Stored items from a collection
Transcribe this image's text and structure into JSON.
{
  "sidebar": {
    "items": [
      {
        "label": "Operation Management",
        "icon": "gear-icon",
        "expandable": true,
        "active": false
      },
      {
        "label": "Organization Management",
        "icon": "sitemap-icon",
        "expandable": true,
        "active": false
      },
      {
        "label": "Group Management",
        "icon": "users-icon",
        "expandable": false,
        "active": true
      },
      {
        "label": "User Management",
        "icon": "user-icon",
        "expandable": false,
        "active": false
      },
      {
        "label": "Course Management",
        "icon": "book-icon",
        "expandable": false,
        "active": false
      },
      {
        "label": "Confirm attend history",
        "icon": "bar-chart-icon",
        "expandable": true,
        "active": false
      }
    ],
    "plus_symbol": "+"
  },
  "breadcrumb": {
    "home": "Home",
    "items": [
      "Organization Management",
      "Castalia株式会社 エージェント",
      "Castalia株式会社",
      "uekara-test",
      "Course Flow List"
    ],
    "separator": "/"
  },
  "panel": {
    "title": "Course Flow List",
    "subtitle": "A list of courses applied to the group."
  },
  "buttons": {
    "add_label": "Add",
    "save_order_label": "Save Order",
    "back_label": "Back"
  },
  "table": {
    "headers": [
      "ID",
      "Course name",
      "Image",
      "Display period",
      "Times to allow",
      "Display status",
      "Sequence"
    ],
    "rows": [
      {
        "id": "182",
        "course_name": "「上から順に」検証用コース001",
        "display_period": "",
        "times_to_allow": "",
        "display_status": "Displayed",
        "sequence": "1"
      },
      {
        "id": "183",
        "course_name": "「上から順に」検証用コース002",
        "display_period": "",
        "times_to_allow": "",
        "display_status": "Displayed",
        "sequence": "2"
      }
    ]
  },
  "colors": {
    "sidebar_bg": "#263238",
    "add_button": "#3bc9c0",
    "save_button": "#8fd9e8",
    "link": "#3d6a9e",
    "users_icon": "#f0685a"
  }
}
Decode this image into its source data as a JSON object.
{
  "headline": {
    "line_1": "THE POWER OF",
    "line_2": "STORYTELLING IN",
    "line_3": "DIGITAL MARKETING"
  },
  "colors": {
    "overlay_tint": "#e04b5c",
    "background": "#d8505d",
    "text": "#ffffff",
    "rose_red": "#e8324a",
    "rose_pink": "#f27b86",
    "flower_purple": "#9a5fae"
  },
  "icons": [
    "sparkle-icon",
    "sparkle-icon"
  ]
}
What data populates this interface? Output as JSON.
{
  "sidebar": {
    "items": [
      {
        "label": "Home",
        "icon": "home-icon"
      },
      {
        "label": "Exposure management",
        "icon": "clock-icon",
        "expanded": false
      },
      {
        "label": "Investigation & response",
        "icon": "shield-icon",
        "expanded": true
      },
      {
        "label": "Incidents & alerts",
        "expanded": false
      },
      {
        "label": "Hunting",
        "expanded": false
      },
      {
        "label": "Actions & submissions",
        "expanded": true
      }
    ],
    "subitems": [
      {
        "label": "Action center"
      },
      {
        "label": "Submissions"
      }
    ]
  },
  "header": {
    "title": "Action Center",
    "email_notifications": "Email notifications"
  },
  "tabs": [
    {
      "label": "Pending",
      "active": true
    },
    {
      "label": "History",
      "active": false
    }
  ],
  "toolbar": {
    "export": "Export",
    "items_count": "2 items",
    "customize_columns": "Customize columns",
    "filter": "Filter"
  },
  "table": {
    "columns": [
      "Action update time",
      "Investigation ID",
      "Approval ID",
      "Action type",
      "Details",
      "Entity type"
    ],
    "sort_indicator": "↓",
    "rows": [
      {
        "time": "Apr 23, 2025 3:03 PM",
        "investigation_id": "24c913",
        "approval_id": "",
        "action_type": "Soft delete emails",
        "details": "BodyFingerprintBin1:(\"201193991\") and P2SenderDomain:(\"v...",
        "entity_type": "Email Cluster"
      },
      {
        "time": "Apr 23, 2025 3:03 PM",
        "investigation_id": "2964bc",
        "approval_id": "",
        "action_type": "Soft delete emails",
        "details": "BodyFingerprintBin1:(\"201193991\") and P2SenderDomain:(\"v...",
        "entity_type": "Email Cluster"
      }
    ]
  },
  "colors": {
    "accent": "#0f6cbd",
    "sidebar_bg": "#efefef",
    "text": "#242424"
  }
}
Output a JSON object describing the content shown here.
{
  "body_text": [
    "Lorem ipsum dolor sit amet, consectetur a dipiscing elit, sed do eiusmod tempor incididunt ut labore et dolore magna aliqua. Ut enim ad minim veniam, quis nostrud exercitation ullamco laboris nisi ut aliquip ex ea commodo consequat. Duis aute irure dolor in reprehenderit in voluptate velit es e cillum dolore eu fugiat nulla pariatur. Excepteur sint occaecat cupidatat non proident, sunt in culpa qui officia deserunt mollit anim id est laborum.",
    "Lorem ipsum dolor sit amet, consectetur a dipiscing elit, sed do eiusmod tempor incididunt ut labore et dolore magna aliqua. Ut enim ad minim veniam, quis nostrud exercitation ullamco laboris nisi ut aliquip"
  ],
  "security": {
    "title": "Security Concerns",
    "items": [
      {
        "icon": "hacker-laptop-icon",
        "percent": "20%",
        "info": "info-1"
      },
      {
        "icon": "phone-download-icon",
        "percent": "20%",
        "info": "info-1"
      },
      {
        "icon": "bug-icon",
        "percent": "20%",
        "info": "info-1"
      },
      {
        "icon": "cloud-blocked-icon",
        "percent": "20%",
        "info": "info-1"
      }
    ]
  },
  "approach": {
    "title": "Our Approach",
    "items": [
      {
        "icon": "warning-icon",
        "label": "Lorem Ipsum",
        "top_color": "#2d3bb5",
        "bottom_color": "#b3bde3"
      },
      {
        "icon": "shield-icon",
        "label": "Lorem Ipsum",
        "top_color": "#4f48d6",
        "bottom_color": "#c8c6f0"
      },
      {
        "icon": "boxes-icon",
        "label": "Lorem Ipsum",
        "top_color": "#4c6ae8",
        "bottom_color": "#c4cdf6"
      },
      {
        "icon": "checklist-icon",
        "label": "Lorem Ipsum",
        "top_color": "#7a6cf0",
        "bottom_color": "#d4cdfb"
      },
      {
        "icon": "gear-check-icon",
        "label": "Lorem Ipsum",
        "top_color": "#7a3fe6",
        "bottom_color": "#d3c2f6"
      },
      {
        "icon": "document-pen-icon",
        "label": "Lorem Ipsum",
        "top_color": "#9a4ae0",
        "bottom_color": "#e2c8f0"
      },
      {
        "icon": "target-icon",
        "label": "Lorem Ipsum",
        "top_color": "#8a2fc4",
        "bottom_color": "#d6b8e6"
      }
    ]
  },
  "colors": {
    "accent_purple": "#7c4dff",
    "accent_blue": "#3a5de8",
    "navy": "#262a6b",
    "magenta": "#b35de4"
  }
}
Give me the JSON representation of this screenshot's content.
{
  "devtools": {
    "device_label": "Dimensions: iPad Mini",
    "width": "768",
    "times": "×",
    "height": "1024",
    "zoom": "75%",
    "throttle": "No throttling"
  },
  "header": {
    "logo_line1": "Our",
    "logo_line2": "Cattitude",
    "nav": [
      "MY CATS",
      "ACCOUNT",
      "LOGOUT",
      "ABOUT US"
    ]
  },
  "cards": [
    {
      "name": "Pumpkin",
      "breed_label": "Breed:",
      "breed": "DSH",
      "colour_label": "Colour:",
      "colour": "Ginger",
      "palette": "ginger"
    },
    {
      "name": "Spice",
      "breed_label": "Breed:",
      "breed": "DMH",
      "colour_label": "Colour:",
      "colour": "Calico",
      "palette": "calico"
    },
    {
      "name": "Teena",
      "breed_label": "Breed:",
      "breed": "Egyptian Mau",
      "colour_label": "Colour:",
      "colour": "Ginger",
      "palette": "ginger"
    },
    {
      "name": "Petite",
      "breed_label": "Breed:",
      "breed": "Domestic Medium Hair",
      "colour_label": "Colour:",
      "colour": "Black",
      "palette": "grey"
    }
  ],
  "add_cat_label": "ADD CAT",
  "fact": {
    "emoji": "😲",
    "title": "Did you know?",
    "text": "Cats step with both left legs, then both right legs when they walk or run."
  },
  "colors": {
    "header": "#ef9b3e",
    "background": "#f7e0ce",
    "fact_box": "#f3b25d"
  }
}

TASK GOAL: Write out, word for word, every line from the one containing "Give me the" through the last line of the records above.

EXPECTED OUTPUT:
Give me the JSON representation of this screenshot's content.
{
  "devtools": {
    "device_label": "Dimensions: iPad Mini",
    "width": "768",
    "times": "×",
    "height": "1024",
    "zoom": "75%",
    "throttle": "No throttling"
  },
  "header": {
    "logo_line1": "Our",
    "logo_line2": "Cattitude",
    "nav": [
      "MY CATS",
      "ACCOUNT",
      "LOGOUT",
      "ABOUT US"
    ]
  },
  "cards": [
    {
      "name": "Pumpkin",
      "breed_label": "Breed:",
      "breed": "DSH",
      "colour_label": "Colour:",
      "colour": "Ginger",
      "palette": "ginger"
    },
    {
      "name": "Spice",
      "breed_label": "Breed:",
      "breed": "DMH",
      "colour_label": "Colour:",
      "colour": "Calico",
      "palette": "calico"
    },
    {
      "name": "Teena",
      "breed_label": "Breed:",
      "breed": "Egyptian Mau",
      "colour_label": "Colour:",
      "colour": "Ginger",
      "palette": "ginger"
    },
    {
      "name": "Petite",
      "breed_label": "Breed:",
      "breed": "Domestic Medium Hair",
      "colour_label": "Colour:",
      "colour": "Black",
      "palette": "grey"
    }
  ],
  "add_cat_label": "ADD CAT",
  "fact": {
    "emoji": "😲",
    "title": "Did you know?",
    "text": "Cats step with both left legs, then both right legs when they walk or run."
  },
  "colors": {
    "header": "#ef9b3e",
    "background": "#f7e0ce",
    "fact_box": "#f3b25d"
  }
}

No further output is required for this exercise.